→ Records provided
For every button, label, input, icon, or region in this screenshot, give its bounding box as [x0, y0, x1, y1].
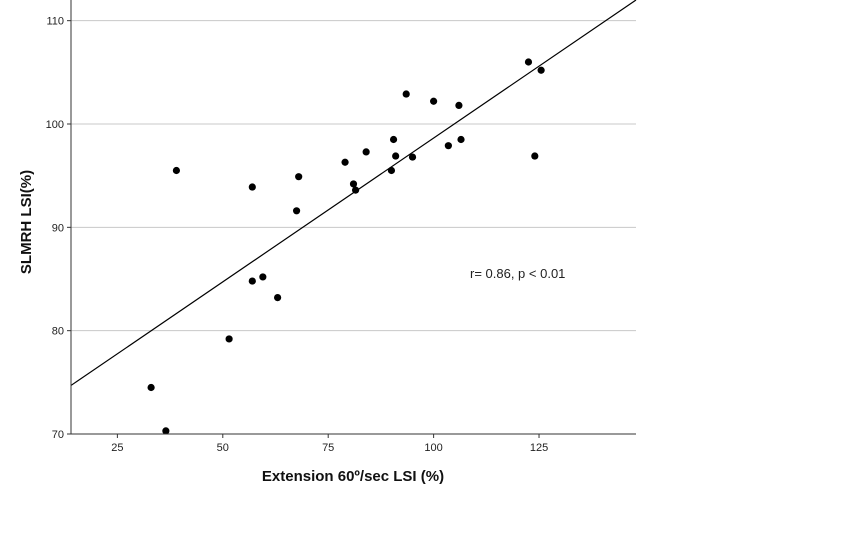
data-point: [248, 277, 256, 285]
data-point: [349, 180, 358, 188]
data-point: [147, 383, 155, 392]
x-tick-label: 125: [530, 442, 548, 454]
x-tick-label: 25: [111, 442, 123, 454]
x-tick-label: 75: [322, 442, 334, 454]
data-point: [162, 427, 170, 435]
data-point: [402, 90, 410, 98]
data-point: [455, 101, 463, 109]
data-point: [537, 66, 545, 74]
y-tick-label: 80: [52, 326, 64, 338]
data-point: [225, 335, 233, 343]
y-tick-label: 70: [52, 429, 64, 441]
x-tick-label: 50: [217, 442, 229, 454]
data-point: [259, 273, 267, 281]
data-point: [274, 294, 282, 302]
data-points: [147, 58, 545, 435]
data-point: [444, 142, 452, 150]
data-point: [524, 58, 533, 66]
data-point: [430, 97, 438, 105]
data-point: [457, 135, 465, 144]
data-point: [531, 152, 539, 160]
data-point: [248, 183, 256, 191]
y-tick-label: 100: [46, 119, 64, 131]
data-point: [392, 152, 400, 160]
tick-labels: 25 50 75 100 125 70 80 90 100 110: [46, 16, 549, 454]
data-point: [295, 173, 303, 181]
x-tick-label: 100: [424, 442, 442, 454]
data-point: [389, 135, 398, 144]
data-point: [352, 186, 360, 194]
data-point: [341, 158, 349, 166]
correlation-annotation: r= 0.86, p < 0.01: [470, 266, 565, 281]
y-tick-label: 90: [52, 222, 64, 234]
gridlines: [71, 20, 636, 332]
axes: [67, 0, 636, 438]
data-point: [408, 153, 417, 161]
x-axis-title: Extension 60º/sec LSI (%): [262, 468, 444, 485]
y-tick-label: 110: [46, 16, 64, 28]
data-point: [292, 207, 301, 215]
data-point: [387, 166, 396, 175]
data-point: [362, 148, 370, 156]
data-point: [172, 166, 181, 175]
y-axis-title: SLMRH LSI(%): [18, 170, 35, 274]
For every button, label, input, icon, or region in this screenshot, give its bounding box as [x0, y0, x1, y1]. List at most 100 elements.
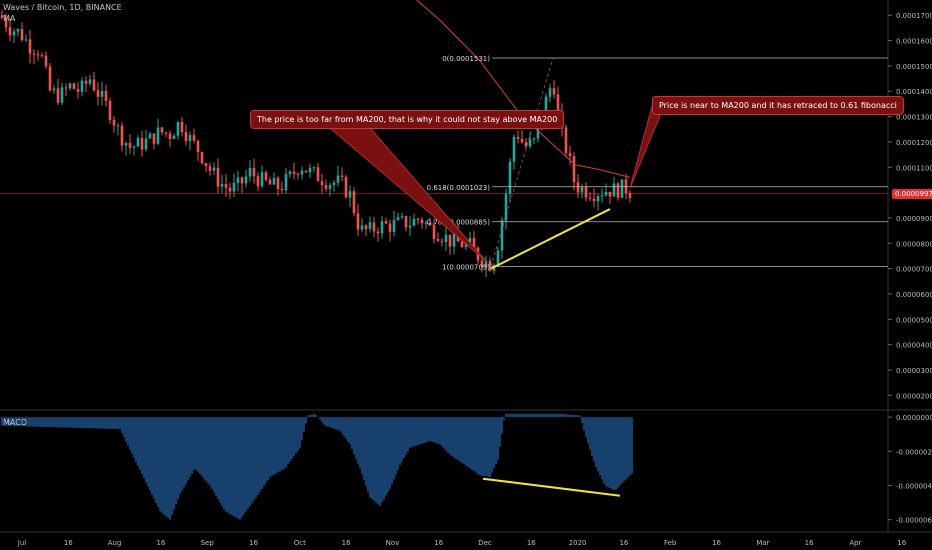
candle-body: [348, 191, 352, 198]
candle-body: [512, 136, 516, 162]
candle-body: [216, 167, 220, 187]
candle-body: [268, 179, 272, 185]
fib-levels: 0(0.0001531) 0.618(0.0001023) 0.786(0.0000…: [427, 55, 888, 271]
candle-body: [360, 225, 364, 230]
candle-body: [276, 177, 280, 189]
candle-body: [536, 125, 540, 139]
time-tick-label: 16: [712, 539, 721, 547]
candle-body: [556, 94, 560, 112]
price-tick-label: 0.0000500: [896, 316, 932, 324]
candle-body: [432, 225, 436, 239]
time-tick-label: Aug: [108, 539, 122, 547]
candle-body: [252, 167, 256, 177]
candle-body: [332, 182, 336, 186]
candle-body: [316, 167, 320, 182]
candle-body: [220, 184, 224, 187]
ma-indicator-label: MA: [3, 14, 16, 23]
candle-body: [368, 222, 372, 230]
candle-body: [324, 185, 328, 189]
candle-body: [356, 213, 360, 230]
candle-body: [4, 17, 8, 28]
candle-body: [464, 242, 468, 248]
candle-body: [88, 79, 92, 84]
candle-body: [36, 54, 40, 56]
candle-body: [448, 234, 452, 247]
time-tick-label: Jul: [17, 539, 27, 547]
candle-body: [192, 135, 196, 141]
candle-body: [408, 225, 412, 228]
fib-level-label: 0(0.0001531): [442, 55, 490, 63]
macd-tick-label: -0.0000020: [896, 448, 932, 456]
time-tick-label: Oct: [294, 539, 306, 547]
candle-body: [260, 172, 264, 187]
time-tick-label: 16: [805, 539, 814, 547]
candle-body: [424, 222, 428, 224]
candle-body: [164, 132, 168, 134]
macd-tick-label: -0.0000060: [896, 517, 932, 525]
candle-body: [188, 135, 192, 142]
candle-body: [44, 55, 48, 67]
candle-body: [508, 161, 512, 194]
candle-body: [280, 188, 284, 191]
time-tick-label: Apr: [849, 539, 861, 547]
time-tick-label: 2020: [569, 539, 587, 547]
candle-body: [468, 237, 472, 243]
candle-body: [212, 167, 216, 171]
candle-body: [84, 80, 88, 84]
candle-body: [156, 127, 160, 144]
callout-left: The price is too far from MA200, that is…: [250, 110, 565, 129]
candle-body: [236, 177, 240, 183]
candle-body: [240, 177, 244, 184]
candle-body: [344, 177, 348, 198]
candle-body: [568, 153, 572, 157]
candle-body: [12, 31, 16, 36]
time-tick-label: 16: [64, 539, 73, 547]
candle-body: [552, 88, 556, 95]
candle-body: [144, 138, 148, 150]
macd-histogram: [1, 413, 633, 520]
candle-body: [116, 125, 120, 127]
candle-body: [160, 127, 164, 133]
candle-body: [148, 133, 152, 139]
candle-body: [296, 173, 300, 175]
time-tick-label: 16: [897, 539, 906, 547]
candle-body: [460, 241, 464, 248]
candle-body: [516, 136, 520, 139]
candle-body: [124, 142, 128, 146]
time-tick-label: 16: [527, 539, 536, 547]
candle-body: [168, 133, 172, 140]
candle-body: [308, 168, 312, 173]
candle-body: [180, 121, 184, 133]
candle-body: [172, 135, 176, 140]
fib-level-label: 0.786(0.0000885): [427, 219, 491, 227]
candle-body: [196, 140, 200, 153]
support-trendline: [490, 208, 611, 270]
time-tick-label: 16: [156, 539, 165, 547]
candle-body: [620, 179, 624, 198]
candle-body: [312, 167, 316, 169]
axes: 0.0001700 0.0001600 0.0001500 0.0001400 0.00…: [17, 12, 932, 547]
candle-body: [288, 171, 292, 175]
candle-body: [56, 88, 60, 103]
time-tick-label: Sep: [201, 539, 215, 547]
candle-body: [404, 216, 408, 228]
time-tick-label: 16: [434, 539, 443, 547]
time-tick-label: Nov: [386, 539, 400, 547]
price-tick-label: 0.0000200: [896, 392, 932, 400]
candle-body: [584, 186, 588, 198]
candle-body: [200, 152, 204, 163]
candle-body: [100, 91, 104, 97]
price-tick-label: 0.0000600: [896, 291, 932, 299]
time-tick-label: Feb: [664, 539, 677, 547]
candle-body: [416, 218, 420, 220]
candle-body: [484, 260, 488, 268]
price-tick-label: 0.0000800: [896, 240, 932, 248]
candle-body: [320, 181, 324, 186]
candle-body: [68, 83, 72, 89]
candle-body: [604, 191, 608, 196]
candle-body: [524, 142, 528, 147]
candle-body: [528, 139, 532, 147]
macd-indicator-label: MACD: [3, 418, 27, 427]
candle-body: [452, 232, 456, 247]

→ Task brief
In the records, begin at the line that has "candle-body: [348, 191, 352, 198]" and stop after the line that has "candle-body: [260, 172, 264, 187]". Reproduce only those lines, switching "time-tick-label" to "date-tick-label" and leaving everything else unchanged.

→ Final result
candle-body: [348, 191, 352, 198]
candle-body: [512, 136, 516, 162]
candle-body: [216, 167, 220, 187]
candle-body: [268, 179, 272, 185]
fib-levels: 0(0.0001531) 0.618(0.0001023) 0.786(0.0000…: [427, 55, 888, 271]
candle-body: [360, 225, 364, 230]
candle-body: [276, 177, 280, 189]
candle-body: [536, 125, 540, 139]
date-tick-label: 16: [712, 539, 721, 547]
candle-body: [556, 94, 560, 112]
price-tick-label: 0.0000500: [896, 316, 932, 324]
candle-body: [432, 225, 436, 239]
date-tick-label: Aug: [108, 539, 122, 547]
candle-body: [252, 167, 256, 177]
candle-body: [332, 182, 336, 186]
candle-body: [316, 167, 320, 182]
candle-body: [220, 184, 224, 187]
ma-indicator-label: MA: [3, 14, 16, 23]
candle-body: [368, 222, 372, 230]
candle-body: [324, 185, 328, 189]
candle-body: [356, 213, 360, 230]
candle-body: [4, 17, 8, 28]
candle-body: [464, 242, 468, 248]
candle-body: [88, 79, 92, 84]
candle-body: [36, 54, 40, 56]
candle-body: [448, 234, 452, 247]
date-tick-label: Jul: [17, 539, 27, 547]
candle-body: [192, 135, 196, 141]
candle-body: [408, 225, 412, 228]
fib-level-label: 0(0.0001531): [442, 55, 490, 63]
macd-tick-label: -0.0000020: [896, 448, 932, 456]
date-tick-label: Oct: [294, 539, 306, 547]
candle-body: [260, 172, 264, 187]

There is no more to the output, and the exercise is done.